**Given problem**
Pull out every line in the data that has the string "本年度未在本单位取薪" in it.
◆ ◆ ◆ ◆
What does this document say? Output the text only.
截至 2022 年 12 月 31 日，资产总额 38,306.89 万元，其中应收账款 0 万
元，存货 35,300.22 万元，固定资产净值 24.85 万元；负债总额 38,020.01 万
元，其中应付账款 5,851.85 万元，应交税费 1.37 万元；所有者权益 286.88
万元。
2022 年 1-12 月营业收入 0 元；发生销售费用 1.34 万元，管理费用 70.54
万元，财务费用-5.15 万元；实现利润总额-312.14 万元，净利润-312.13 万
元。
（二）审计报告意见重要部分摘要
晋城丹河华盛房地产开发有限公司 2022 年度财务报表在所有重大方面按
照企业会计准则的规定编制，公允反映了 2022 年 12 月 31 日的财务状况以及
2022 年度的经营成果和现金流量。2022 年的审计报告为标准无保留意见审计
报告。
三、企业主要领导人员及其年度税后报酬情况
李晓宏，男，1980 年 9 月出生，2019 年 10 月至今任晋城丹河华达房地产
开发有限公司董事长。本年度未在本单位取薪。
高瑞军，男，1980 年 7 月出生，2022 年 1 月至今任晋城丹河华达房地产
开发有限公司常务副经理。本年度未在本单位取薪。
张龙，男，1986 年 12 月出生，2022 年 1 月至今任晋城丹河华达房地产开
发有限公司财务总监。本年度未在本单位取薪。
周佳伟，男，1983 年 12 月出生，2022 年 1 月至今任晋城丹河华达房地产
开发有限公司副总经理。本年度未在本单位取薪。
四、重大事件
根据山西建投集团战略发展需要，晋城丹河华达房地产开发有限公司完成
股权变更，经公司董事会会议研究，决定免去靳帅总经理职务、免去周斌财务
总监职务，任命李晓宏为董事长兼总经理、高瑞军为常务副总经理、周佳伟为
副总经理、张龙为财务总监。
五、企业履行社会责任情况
◆ ◆ ◆ ◆
**Response to this exercise**
开发有限公司董事长。本年度未在本单位取薪。
开发有限公司常务副经理。本年度未在本单位取薪。
发有限公司财务总监。本年度未在本单位取薪。
开发有限公司副总经理。本年度未在本单位取薪。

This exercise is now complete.